Set problem :: Among the lines listed below, count those that include the string "Jack", and state only the count.

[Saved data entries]
^^^^^^^^^^^^^^^^

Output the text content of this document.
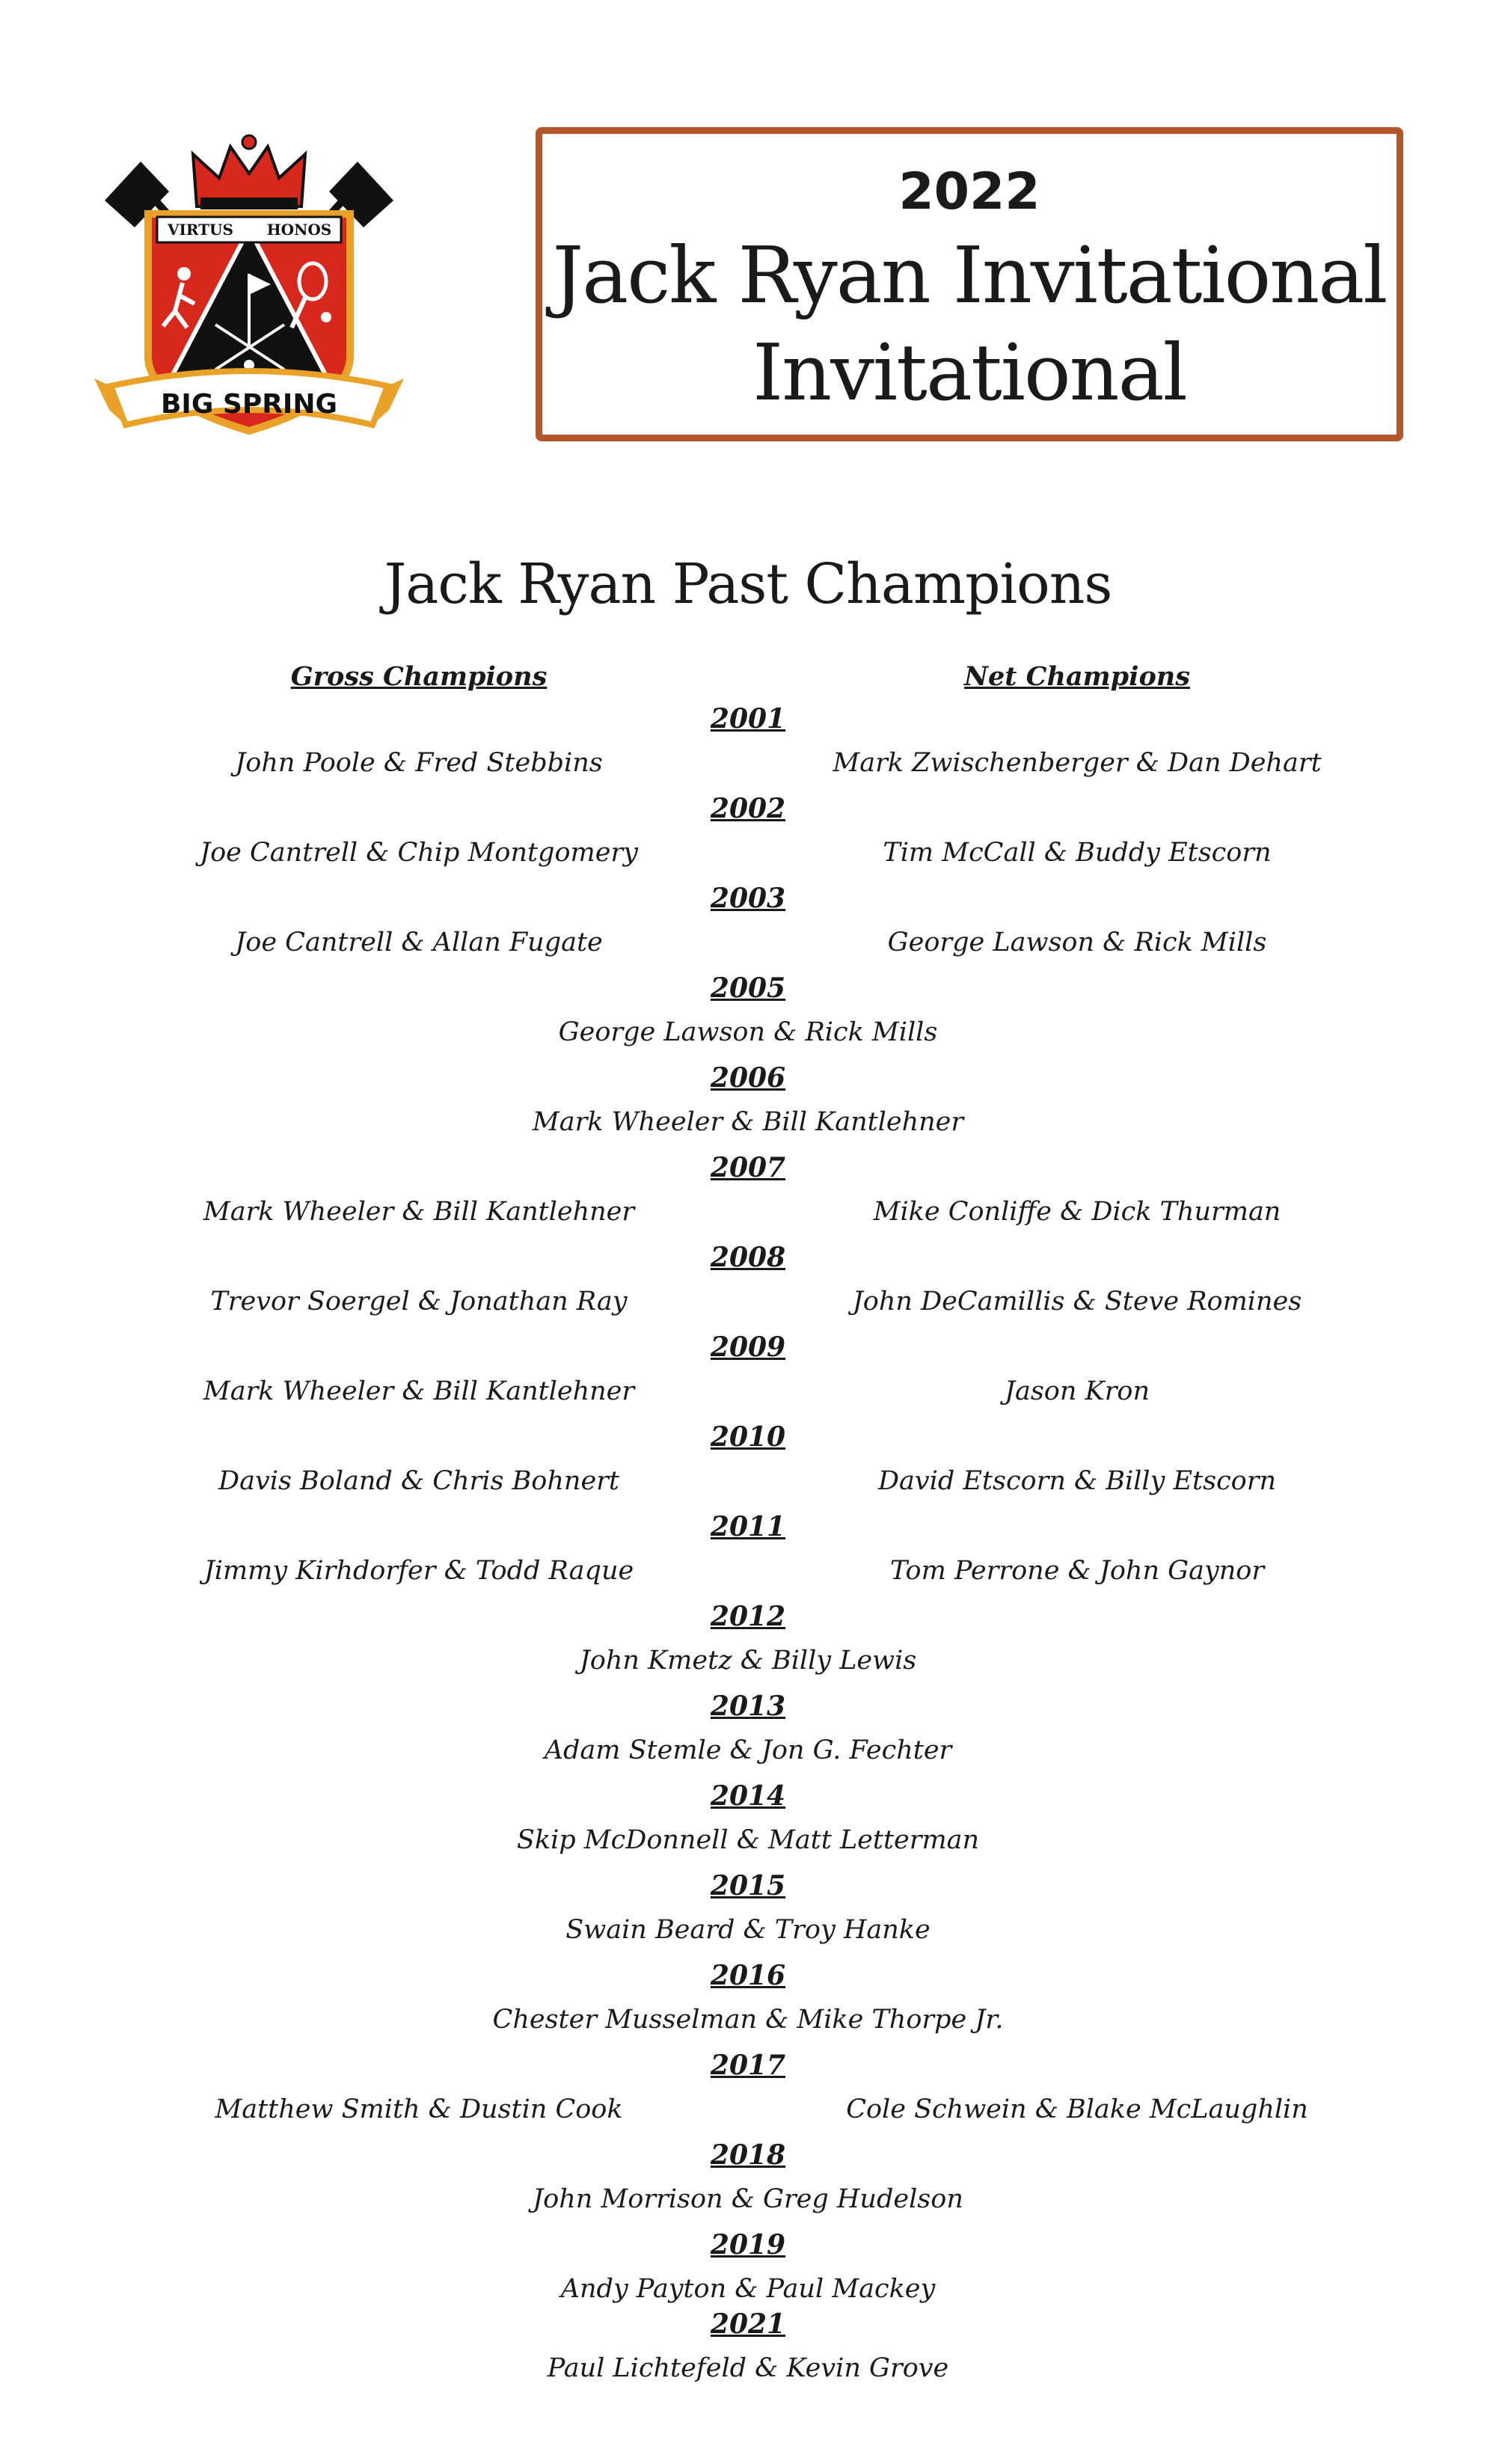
VIRTUS HONOS
BIG SPRING
2022
Jack Ryan Invitational
Invitational
Jack Ryan Past Champions
Gross Champions	Net Champions
2001
John Poole & Fred Stebbins	Mark Zwischenberger & Dan Dehart
2002
Joe Cantrell & Chip Montgomery	Tim McCall & Buddy Etscorn
2003
Joe Cantrell & Allan Fugate	George Lawson & Rick Mills
2005
George Lawson & Rick Mills
2006
Mark Wheeler & Bill Kantlehner
2007
Mark Wheeler & Bill Kantlehner	Mike Conliffe & Dick Thurman
2008
Trevor Soergel & Jonathan Ray	John DeCamillis & Steve Romines
2009
Mark Wheeler & Bill Kantlehner	Jason Kron
2010
Davis Boland & Chris Bohnert	David Etscorn & Billy Etscorn
2011
Jimmy Kirhdorfer & Todd Raque	Tom Perrone & John Gaynor
2012
John Kmetz & Billy Lewis
2013
Adam Stemle & Jon G. Fechter
2014
Skip McDonnell & Matt Letterman
2015
Swain Beard & Troy Hanke
2016
Chester Musselman & Mike Thorpe Jr.
2017
Matthew Smith & Dustin Cook	Cole Schwein & Blake McLaughlin
2018
John Morrison & Greg Hudelson
2019
Andy Payton & Paul Mackey
2021
Paul Lichtefeld & Kevin Grove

^^^^^^^^^^^^^^^^

Answer to the exercise :: 2